Task to carry out: Extract the whole listing as it stands. Do not include the pictures.

Recorded data:
════════

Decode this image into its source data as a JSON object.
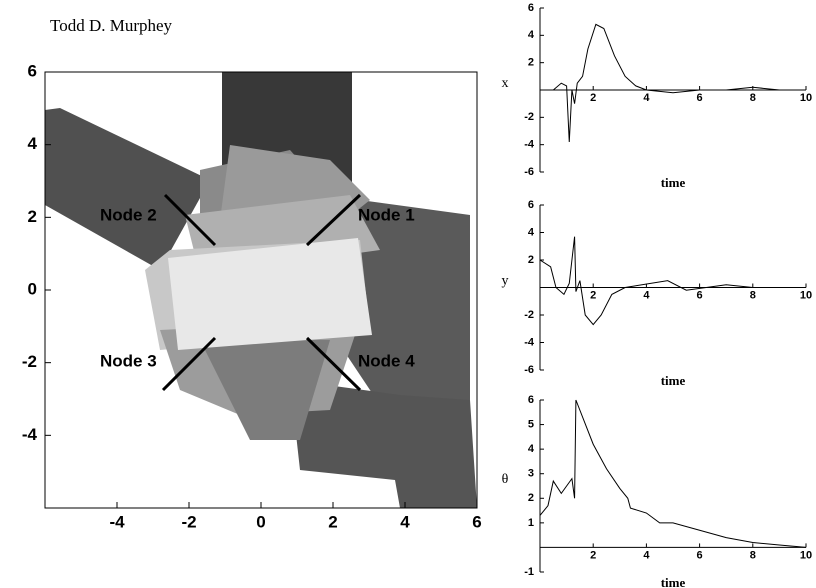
{
  "header": {
    "author": "Todd D. Murphey"
  },
  "chart_data": [
    {
      "type": "diagram",
      "xlim": [
        -6,
        6
      ],
      "ylim": [
        -6,
        6
      ],
      "xticks": [
        -4,
        -2,
        0,
        2,
        4,
        6
      ],
      "yticks": [
        -4,
        -2,
        0,
        2,
        4,
        6
      ],
      "annotations": [
        "Node 1",
        "Node 2",
        "Node 3",
        "Node 4"
      ]
    },
    {
      "type": "line",
      "x_label": "time",
      "y_label": "x",
      "color": "#000000",
      "xlim": [
        0,
        10
      ],
      "ylim": [
        -6,
        6
      ],
      "xticks": [
        2,
        4,
        6,
        8,
        10
      ],
      "yticks": [
        -6,
        -4,
        -2,
        2,
        4,
        6
      ],
      "x": [
        0,
        0.5,
        0.8,
        1,
        1.1,
        1.2,
        1.3,
        1.4,
        1.6,
        1.8,
        2.1,
        2.4,
        2.8,
        3.2,
        3.6,
        4,
        5,
        6,
        7,
        8,
        9,
        10
      ],
      "values": [
        0,
        0,
        0.5,
        0.3,
        -3.8,
        0,
        -1,
        0.5,
        1,
        3,
        4.8,
        4.5,
        2.5,
        1,
        0.3,
        0,
        -0.2,
        0,
        0,
        0.2,
        0,
        0
      ]
    },
    {
      "type": "line",
      "x_label": "time",
      "y_label": "y",
      "color": "#000000",
      "xlim": [
        0,
        10
      ],
      "ylim": [
        -6,
        6
      ],
      "xticks": [
        2,
        4,
        6,
        8,
        10
      ],
      "yticks": [
        -6,
        -4,
        -2,
        2,
        4,
        6
      ],
      "x": [
        0,
        0.4,
        0.6,
        0.9,
        1.1,
        1.3,
        1.35,
        1.5,
        1.7,
        2,
        2.3,
        2.7,
        3.2,
        4.8,
        5.5,
        7,
        8,
        10
      ],
      "values": [
        2,
        1.5,
        0,
        -0.5,
        0.3,
        3.7,
        -0.3,
        0.5,
        -2,
        -2.7,
        -2,
        -0.5,
        0,
        0.5,
        -0.2,
        0.2,
        0,
        0
      ]
    },
    {
      "type": "line",
      "x_label": "time",
      "y_label": "θ",
      "color": "#000000",
      "xlim": [
        0,
        10
      ],
      "ylim": [
        -1,
        6
      ],
      "xticks": [
        2,
        4,
        6,
        8,
        10
      ],
      "yticks": [
        -1,
        1,
        2,
        3,
        4,
        5,
        6
      ],
      "x": [
        0,
        0.3,
        0.5,
        0.8,
        1.2,
        1.3,
        1.35,
        2,
        2.5,
        3,
        3.3,
        3.4,
        4,
        4.5,
        5,
        6,
        7,
        8,
        9,
        10
      ],
      "values": [
        1.3,
        1.7,
        2.7,
        2.2,
        2.8,
        2.0,
        6,
        4.2,
        3.2,
        2.4,
        2.0,
        1.6,
        1.4,
        1.0,
        1.0,
        0.7,
        0.4,
        0.2,
        0.1,
        0
      ]
    }
  ]
}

════════

Result of this exercise:
Decode this image into its source data as a JSON object.
{
  "header": {
    "author": "Todd D. Murphey"
  },
  "chart_data": [
    {
      "type": "diagram",
      "xlim": [
        -6,
        6
      ],
      "ylim": [
        -6,
        6
      ],
      "xticks": [
        -4,
        -2,
        0,
        2,
        4,
        6
      ],
      "yticks": [
        -4,
        -2,
        0,
        2,
        4,
        6
      ],
      "annotations": [
        "Node 1",
        "Node 2",
        "Node 3",
        "Node 4"
      ]
    },
    {
      "type": "line",
      "x_label": "time",
      "y_label": "x",
      "color": "#000000",
      "xlim": [
        0,
        10
      ],
      "ylim": [
        -6,
        6
      ],
      "xticks": [
        2,
        4,
        6,
        8,
        10
      ],
      "yticks": [
        -6,
        -4,
        -2,
        2,
        4,
        6
      ],
      "x": [
        0,
        0.5,
        0.8,
        1,
        1.1,
        1.2,
        1.3,
        1.4,
        1.6,
        1.8,
        2.1,
        2.4,
        2.8,
        3.2,
        3.6,
        4,
        5,
        6,
        7,
        8,
        9,
        10
      ],
      "values": [
        0,
        0,
        0.5,
        0.3,
        -3.8,
        0,
        -1,
        0.5,
        1,
        3,
        4.8,
        4.5,
        2.5,
        1,
        0.3,
        0,
        -0.2,
        0,
        0,
        0.2,
        0,
        0
      ]
    },
    {
      "type": "line",
      "x_label": "time",
      "y_label": "y",
      "color": "#000000",
      "xlim": [
        0,
        10
      ],
      "ylim": [
        -6,
        6
      ],
      "xticks": [
        2,
        4,
        6,
        8,
        10
      ],
      "yticks": [
        -6,
        -4,
        -2,
        2,
        4,
        6
      ],
      "x": [
        0,
        0.4,
        0.6,
        0.9,
        1.1,
        1.3,
        1.35,
        1.5,
        1.7,
        2,
        2.3,
        2.7,
        3.2,
        4.8,
        5.5,
        7,
        8,
        10
      ],
      "values": [
        2,
        1.5,
        0,
        -0.5,
        0.3,
        3.7,
        -0.3,
        0.5,
        -2,
        -2.7,
        -2,
        -0.5,
        0,
        0.5,
        -0.2,
        0.2,
        0,
        0
      ]
    },
    {
      "type": "line",
      "x_label": "time",
      "y_label": "θ",
      "color": "#000000",
      "xlim": [
        0,
        10
      ],
      "ylim": [
        -1,
        6
      ],
      "xticks": [
        2,
        4,
        6,
        8,
        10
      ],
      "yticks": [
        -1,
        1,
        2,
        3,
        4,
        5,
        6
      ],
      "x": [
        0,
        0.3,
        0.5,
        0.8,
        1.2,
        1.3,
        1.35,
        2,
        2.5,
        3,
        3.3,
        3.4,
        4,
        4.5,
        5,
        6,
        7,
        8,
        9,
        10
      ],
      "values": [
        1.3,
        1.7,
        2.7,
        2.2,
        2.8,
        2.0,
        6,
        4.2,
        3.2,
        2.4,
        2.0,
        1.6,
        1.4,
        1.0,
        1.0,
        0.7,
        0.4,
        0.2,
        0.1,
        0
      ]
    }
  ]
}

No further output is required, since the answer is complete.